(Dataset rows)
◆ ◆ ◆ ◆ ◆
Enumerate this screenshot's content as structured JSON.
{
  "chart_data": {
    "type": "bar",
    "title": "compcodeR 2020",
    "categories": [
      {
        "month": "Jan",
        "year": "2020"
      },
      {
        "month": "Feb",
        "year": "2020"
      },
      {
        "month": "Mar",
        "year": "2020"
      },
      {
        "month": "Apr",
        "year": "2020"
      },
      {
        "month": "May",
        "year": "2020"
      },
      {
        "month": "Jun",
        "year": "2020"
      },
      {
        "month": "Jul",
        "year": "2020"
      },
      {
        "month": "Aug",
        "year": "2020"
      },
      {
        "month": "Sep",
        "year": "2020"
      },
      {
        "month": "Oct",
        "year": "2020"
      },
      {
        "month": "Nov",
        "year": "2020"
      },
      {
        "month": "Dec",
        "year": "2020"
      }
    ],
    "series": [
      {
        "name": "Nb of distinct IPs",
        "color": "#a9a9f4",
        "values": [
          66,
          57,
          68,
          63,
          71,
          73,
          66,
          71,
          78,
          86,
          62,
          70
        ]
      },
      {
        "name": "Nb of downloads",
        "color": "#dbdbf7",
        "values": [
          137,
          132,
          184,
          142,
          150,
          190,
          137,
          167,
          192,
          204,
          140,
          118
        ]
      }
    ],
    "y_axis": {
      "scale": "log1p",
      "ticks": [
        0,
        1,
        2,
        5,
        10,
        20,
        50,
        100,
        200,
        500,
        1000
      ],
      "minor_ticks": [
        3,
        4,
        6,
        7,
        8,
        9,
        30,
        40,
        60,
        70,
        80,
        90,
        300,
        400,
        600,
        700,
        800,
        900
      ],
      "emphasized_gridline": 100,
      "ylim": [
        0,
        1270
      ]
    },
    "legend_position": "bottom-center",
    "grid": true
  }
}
◆ ◆ ◆ ◆ ◆
TASK REQUIREMENTS:
Each line that holds the word "month" is to be copied.

WRITTEN RESPONSE:
        "month": "Jan",
        "month": "Feb",
        "month": "Mar",
        "month": "Apr",
        "month": "May",
        "month": "Jun",
        "month": "Jul",
        "month": "Aug",
        "month": "Sep",
        "month": "Oct",
        "month": "Nov",
        "month": "Dec",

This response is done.